• What you need to do:
1) According to the SNF2beta-BRG1 publication page, what happens to F9 EC cells inactivated on both SNF2beta alleles?
2) In the SNF2beta-BRG1 publication page, how would you translate this sentence into Spanish: "The two SNF2beta-BRG1 alleles have been targeted by homologous recombination and subsequently disrupted by using a conditional Cre recombinase."?

• Extract to read:
SNF2beta-BRG1 is essential for the viability of F9 murine embryonal carcinoma cells.

Fiche publication


Date publication

octobre 1997

Journal

Molecular and cellular biology

Auteurs

Membres identifiés du Cancéropôle Est :
Pr CHAMBON Pierre, Dr METZGER Daniel


Tous les auteurs :
Sumi-Ichinose C, Ichinose H, Metzger D, Chambon P

Résumé

The yeast and animal SNF-SWI and related multiprotein complexes are thought to play an important role in processes, such as transcription factor binding to regulatory elements, which require nucleosome remodeling in order to relieve the repressing effect of packaging DNA in chromatin. There are two mammalian homologs of the yeast SNF2-SWI2 subunit protein, SNF2alpha-brm and SNF2beta-BRG1, and overexpression of either one of them has been shown to enhance transcriptional activation by glucocorticoid, estrogen, and retinoic acid (RA) receptors in transiently transfected cells. We have investigated here the function of SNF2beta-BRG1 in the RA receptor-retinoid X receptor-mediated transduction of the retinoid signal in F9 embryonal carcinoma (EC) cells which differentiate into endodermal-like cells upon RA treatment. The two SNF2beta-BRG1 alleles have been targeted by homologous recombination and subsequently disrupted by using a conditional Cre recombinase. We show that F9 EC cells inactivated on both SNF2beta alleles are not viable and that heterozygous mutant cells are affected in proliferation but not in RA-induced differentiation. Thus, in F9 EC cells, SNF2beta-BRG1 appears to play an essential role in basal processes involved in cell proliferation, in addition to its putative role in the activation of transcription mediated by nuclear receptors.

Mots clés

Alleles, Amino Acid Sequence, Animals, Base Sequence, Cell Differentiation, Cell Division, Cell Survival, Cloning, Molecular, DNA Helicases, DNA-Binding Proteins, genetics, Embryonal Carcinoma Stem Cells, Gene Targeting, Humans, Mice, Molecular Sequence Data, Neoplastic Stem Cells, cytology, Nuclear Proteins, genetics, Receptors, Retinoic Acid, physiology, Recombination, Genetic, Restriction Mapping, Retinoid X Receptors, Signal Transduction, physiology, Transcription Factors, genetics, Transcriptional Activation, physiology, Tretinoin, pharmacology

Référence

Mol. Cell. Biol.. 1997 Oct;17(10):5976-86

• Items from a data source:
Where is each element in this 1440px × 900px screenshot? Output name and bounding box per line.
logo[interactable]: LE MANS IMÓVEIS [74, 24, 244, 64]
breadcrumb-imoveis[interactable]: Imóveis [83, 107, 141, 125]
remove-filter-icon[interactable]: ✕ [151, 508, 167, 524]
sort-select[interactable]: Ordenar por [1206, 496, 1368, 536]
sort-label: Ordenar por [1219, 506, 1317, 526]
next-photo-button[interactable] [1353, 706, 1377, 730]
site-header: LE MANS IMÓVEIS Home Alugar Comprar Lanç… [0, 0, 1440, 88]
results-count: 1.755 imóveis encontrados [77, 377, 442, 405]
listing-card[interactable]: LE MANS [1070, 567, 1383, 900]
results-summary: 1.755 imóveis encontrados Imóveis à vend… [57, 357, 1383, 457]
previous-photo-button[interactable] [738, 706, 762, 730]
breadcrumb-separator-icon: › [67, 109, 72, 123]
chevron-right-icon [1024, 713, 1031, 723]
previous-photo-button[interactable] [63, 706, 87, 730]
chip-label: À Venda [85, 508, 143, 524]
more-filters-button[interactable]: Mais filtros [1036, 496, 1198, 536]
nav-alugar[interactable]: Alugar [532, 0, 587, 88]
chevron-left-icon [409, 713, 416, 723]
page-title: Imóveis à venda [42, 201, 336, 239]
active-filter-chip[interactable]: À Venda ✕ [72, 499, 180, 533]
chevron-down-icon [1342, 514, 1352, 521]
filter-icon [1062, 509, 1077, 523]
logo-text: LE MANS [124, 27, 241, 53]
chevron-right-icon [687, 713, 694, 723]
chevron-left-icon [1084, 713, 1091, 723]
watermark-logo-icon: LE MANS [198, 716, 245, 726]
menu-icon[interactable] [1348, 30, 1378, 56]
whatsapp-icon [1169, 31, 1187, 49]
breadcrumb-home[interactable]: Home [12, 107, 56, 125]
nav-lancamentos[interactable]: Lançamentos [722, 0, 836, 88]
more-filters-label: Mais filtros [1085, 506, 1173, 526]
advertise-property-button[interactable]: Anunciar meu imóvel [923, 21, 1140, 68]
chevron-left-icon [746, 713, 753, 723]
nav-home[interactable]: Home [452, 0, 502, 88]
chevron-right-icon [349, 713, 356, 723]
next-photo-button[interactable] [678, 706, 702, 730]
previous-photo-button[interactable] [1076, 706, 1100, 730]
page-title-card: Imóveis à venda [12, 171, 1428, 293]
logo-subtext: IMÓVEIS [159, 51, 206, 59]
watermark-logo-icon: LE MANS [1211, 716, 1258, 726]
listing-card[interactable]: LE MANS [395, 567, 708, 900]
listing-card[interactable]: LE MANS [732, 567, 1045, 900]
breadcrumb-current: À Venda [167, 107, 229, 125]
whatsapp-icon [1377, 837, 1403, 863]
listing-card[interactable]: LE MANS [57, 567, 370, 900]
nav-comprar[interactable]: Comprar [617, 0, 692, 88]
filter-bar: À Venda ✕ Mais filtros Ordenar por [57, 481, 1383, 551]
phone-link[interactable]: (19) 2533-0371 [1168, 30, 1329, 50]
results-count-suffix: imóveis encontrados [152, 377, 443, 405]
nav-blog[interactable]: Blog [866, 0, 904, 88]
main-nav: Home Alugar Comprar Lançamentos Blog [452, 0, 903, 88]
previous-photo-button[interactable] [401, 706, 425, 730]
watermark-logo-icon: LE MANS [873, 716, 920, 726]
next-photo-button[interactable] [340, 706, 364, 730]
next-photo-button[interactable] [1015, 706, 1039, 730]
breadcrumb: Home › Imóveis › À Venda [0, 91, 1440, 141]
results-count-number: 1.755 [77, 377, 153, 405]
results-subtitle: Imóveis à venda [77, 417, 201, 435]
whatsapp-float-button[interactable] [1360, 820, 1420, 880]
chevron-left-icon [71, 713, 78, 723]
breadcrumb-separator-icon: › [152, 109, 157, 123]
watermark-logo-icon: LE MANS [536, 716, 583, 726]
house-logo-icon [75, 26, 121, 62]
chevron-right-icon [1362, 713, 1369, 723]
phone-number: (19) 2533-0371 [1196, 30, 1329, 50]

• Results of the tasks:
1) They are not viable.

2) Los dos alelos de SNF2beta-BRG1 han sido dirigidos mediante recombinación homóloga y posteriormente interrumpidos mediante el uso de una recombinasa Cre condicional.